>>>>>
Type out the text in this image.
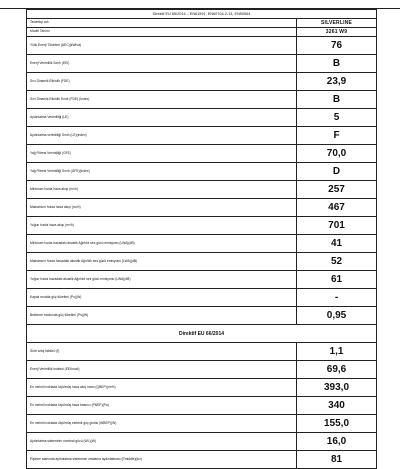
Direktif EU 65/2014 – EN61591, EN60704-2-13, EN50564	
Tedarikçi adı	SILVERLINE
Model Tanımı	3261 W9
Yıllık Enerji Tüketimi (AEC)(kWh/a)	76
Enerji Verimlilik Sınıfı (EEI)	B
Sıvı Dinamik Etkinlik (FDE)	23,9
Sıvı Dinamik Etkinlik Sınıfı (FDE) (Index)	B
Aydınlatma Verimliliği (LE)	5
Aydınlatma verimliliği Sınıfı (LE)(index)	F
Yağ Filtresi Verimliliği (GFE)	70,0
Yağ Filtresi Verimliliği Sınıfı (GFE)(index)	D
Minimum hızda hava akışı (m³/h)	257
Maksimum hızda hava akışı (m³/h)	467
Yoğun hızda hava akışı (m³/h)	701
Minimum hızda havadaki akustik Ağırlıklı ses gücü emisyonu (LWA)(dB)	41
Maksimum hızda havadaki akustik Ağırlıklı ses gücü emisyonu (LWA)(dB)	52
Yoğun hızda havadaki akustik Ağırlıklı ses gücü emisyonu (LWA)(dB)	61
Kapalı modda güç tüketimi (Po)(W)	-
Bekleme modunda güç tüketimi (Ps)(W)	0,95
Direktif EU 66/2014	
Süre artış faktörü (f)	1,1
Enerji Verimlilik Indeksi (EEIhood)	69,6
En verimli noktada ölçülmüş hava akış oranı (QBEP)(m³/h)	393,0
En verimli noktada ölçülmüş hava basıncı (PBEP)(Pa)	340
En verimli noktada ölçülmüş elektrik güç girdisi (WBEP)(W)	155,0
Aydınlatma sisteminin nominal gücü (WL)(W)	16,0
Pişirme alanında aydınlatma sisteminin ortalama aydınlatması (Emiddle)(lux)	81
<<<<<
→ Problem statement: Among the lines above, count those containing the word "Sınıfı" and give nothing but the result.

→ Solution for this problem: 4